(Items from a figure collection)

++++++++

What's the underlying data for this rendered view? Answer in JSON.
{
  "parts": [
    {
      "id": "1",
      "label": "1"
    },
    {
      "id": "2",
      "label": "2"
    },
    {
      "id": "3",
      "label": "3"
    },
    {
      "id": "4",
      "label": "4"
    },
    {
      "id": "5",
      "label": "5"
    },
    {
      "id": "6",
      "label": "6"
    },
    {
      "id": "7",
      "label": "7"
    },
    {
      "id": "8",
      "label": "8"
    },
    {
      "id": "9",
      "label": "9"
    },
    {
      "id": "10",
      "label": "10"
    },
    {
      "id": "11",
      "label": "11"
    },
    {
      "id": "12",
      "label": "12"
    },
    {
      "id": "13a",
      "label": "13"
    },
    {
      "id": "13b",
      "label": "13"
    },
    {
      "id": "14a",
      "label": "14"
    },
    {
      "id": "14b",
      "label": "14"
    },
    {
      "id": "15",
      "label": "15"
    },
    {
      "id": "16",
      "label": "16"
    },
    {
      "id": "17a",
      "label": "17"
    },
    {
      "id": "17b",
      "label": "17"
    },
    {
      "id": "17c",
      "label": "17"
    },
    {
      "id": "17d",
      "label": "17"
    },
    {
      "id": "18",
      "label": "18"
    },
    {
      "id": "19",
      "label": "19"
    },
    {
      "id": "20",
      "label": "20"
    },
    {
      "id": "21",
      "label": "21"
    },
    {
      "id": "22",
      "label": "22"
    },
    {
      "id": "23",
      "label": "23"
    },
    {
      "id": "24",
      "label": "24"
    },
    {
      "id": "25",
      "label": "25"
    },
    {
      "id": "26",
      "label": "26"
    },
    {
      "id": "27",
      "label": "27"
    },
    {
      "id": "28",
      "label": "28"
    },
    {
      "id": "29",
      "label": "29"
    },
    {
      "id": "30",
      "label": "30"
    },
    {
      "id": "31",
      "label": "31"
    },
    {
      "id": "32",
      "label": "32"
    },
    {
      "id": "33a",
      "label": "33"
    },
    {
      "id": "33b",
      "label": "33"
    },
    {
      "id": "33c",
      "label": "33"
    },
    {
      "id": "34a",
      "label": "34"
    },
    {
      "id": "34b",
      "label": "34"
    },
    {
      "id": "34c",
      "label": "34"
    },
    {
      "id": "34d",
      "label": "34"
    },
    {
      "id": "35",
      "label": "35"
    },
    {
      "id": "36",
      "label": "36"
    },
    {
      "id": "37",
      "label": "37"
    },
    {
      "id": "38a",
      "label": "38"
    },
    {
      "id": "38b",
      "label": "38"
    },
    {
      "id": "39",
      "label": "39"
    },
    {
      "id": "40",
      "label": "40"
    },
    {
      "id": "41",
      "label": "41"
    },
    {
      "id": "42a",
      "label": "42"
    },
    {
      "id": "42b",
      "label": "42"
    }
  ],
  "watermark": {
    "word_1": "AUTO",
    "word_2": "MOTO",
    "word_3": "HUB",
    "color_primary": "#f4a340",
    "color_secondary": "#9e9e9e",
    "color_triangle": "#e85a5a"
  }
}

++++++++

Reproduce the complete set of lines precisely as supplied.

What's the underlying data for this rendered view? Answer in JSON.
{
  "parts": [
    {
      "id": "1",
      "label": "1"
    },
    {
      "id": "2",
      "label": "2"
    },
    {
      "id": "3",
      "label": "3"
    },
    {
      "id": "4",
      "label": "4"
    },
    {
      "id": "5",
      "label": "5"
    },
    {
      "id": "6",
      "label": "6"
    },
    {
      "id": "7",
      "label": "7"
    },
    {
      "id": "8",
      "label": "8"
    },
    {
      "id": "9",
      "label": "9"
    },
    {
      "id": "10",
      "label": "10"
    },
    {
      "id": "11",
      "label": "11"
    },
    {
      "id": "12",
      "label": "12"
    },
    {
      "id": "13a",
      "label": "13"
    },
    {
      "id": "13b",
      "label": "13"
    },
    {
      "id": "14a",
      "label": "14"
    },
    {
      "id": "14b",
      "label": "14"
    },
    {
      "id": "15",
      "label": "15"
    },
    {
      "id": "16",
      "label": "16"
    },
    {
      "id": "17a",
      "label": "17"
    },
    {
      "id": "17b",
      "label": "17"
    },
    {
      "id": "17c",
      "label": "17"
    },
    {
      "id": "17d",
      "label": "17"
    },
    {
      "id": "18",
      "label": "18"
    },
    {
      "id": "19",
      "label": "19"
    },
    {
      "id": "20",
      "label": "20"
    },
    {
      "id": "21",
      "label": "21"
    },
    {
      "id": "22",
      "label": "22"
    },
    {
      "id": "23",
      "label": "23"
    },
    {
      "id": "24",
      "label": "24"
    },
    {
      "id": "25",
      "label": "25"
    },
    {
      "id": "26",
      "label": "26"
    },
    {
      "id": "27",
      "label": "27"
    },
    {
      "id": "28",
      "label": "28"
    },
    {
      "id": "29",
      "label": "29"
    },
    {
      "id": "30",
      "label": "30"
    },
    {
      "id": "31",
      "label": "31"
    },
    {
      "id": "32",
      "label": "32"
    },
    {
      "id": "33a",
      "label": "33"
    },
    {
      "id": "33b",
      "label": "33"
    },
    {
      "id": "33c",
      "label": "33"
    },
    {
      "id": "34a",
      "label": "34"
    },
    {
      "id": "34b",
      "label": "34"
    },
    {
      "id": "34c",
      "label": "34"
    },
    {
      "id": "34d",
      "label": "34"
    },
    {
      "id": "35",
      "label": "35"
    },
    {
      "id": "36",
      "label": "36"
    },
    {
      "id": "37",
      "label": "37"
    },
    {
      "id": "38a",
      "label": "38"
    },
    {
      "id": "38b",
      "label": "38"
    },
    {
      "id": "39",
      "label": "39"
    },
    {
      "id": "40",
      "label": "40"
    },
    {
      "id": "41",
      "label": "41"
    },
    {
      "id": "42a",
      "label": "42"
    },
    {
      "id": "42b",
      "label": "42"
    }
  ],
  "watermark": {
    "word_1": "AUTO",
    "word_2": "MOTO",
    "word_3": "HUB",
    "color_primary": "#f4a340",
    "color_secondary": "#9e9e9e",
    "color_triangle": "#e85a5a"
  }
}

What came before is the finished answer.